--- begin Provided records ---
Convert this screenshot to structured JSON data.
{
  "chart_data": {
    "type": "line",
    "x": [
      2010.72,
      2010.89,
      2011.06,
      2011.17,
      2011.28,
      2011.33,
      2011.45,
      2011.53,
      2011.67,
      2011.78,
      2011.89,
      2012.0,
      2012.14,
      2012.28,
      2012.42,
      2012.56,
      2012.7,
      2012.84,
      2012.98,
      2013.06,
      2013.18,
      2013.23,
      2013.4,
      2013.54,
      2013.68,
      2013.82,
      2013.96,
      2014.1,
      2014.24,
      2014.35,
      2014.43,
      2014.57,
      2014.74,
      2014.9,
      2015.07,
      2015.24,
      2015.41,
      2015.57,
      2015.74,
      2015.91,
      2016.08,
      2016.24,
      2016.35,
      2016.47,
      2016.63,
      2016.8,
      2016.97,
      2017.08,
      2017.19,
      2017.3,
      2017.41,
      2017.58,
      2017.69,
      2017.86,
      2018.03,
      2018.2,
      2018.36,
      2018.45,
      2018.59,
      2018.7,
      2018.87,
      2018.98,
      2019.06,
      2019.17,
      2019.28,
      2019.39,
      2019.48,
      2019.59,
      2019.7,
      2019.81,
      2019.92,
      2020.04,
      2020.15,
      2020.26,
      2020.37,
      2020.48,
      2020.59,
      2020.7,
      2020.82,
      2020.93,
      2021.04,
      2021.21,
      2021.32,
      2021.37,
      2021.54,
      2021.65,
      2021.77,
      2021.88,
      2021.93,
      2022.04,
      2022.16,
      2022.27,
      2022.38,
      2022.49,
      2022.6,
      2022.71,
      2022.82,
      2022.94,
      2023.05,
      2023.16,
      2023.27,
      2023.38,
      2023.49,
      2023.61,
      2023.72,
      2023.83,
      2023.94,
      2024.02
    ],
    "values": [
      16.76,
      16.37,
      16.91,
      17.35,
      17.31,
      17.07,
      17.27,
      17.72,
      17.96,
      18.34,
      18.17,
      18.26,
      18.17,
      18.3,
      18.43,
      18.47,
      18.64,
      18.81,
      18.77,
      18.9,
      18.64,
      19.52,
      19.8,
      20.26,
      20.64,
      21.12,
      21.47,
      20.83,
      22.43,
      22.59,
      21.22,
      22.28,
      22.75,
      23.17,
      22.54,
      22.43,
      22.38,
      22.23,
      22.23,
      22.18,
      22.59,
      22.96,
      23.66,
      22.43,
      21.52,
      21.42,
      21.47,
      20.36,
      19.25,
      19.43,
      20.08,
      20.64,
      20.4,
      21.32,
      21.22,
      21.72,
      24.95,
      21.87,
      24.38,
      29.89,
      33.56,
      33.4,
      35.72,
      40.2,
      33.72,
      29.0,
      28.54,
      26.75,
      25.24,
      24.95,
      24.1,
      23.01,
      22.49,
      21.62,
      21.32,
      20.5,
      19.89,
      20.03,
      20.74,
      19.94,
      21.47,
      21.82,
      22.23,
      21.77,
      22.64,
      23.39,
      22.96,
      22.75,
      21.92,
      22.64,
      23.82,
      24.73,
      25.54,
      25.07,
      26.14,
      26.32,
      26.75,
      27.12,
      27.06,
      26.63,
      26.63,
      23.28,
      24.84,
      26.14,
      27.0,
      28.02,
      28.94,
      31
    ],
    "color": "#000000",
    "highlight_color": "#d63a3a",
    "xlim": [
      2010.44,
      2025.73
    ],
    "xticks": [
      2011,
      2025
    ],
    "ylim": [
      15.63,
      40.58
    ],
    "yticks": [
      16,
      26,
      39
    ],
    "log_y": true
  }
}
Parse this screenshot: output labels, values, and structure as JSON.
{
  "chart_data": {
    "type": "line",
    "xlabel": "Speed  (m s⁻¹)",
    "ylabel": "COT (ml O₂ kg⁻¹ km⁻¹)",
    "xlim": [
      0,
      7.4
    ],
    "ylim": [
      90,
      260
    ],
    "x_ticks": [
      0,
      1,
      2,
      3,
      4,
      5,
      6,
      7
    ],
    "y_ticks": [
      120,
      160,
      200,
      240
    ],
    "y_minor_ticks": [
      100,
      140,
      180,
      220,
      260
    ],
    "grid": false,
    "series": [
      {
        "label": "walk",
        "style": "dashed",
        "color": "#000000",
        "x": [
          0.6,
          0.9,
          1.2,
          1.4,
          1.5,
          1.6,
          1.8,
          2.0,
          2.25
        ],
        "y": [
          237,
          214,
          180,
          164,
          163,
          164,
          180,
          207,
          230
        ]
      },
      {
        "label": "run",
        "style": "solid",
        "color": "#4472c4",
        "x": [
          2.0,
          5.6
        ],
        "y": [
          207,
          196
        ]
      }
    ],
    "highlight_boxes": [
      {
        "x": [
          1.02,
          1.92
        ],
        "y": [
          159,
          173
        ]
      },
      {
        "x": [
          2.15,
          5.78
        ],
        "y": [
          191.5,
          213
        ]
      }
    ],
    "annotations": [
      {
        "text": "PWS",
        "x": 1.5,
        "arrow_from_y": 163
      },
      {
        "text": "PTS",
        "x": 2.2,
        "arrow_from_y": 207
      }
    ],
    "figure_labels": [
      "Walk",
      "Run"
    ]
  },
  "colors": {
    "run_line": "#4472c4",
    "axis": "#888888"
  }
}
--- end Provided records ---
--- begin Provided records ---
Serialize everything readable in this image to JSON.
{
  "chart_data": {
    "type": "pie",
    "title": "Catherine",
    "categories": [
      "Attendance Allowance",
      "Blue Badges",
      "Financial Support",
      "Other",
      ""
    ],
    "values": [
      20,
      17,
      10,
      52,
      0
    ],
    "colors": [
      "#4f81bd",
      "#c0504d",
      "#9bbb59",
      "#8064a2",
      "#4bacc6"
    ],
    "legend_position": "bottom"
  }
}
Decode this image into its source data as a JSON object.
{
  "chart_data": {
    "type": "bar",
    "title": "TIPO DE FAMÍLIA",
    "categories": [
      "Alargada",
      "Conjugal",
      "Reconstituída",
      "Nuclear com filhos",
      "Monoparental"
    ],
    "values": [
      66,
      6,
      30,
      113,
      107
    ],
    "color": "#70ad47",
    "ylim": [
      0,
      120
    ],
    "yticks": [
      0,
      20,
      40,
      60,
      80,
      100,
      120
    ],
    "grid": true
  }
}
--- end Provided records ---
--- begin Provided records ---
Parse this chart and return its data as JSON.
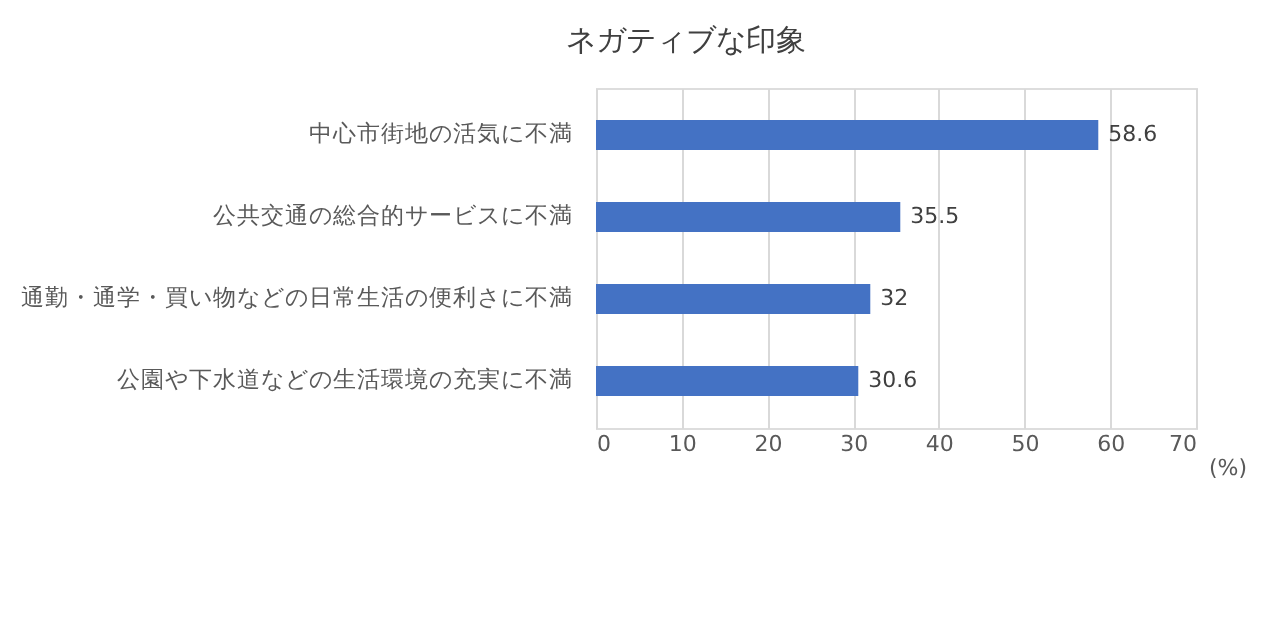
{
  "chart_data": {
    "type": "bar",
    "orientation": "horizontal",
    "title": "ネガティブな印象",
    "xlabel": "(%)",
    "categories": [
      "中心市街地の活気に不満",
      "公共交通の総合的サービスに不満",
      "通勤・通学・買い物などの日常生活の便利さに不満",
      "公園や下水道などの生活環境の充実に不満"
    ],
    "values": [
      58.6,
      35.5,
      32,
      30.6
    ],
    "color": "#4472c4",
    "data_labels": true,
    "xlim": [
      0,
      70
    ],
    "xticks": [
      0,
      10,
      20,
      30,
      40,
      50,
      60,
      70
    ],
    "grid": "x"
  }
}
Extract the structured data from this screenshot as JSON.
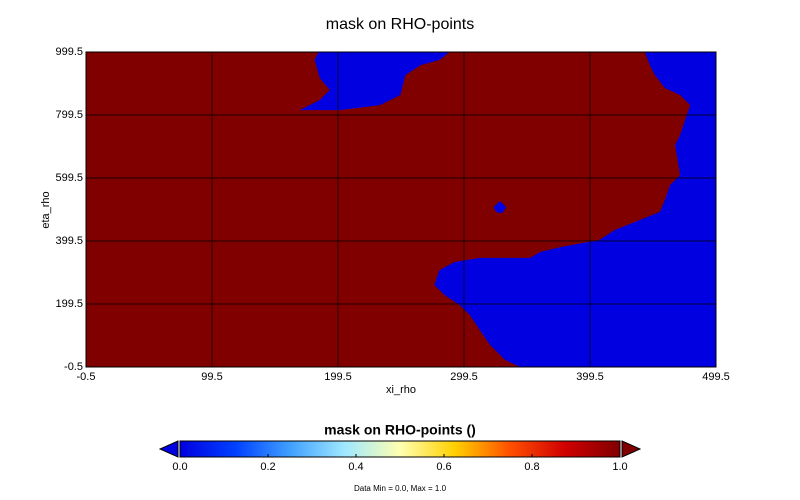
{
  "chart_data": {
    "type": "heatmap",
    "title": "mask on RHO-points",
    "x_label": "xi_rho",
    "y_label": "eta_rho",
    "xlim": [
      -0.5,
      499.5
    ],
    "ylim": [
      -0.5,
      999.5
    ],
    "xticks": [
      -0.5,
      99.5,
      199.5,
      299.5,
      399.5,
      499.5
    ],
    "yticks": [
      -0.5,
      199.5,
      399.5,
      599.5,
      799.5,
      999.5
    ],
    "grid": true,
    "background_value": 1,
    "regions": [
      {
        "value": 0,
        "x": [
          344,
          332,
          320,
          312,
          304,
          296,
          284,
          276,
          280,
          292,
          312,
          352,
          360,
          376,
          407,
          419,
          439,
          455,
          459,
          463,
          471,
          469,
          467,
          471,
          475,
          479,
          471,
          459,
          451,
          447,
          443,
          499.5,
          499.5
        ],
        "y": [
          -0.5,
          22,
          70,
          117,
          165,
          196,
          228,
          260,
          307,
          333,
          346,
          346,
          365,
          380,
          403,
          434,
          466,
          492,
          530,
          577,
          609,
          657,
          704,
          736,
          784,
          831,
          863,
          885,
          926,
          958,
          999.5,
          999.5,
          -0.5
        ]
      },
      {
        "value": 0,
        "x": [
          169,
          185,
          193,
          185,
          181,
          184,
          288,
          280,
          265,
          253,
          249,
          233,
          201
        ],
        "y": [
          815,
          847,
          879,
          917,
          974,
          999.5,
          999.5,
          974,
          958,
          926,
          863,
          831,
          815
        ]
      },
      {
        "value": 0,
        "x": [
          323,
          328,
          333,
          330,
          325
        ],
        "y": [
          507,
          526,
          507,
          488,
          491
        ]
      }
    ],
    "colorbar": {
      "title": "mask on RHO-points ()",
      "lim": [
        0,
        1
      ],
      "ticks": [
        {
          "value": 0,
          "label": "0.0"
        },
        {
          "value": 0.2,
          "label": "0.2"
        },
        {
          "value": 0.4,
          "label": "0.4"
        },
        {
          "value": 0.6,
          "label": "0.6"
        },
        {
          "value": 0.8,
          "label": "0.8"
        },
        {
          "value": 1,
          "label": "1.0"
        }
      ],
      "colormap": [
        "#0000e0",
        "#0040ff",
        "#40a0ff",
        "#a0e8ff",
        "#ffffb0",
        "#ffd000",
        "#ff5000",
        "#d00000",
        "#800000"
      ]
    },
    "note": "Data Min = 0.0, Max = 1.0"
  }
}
--- end Provided records ---
-- Do this --
Copy in full each line that holds the word "image".

-- Written response --
Serialize everything readable in this image to JSON.
Decode this image into its source data as a JSON object.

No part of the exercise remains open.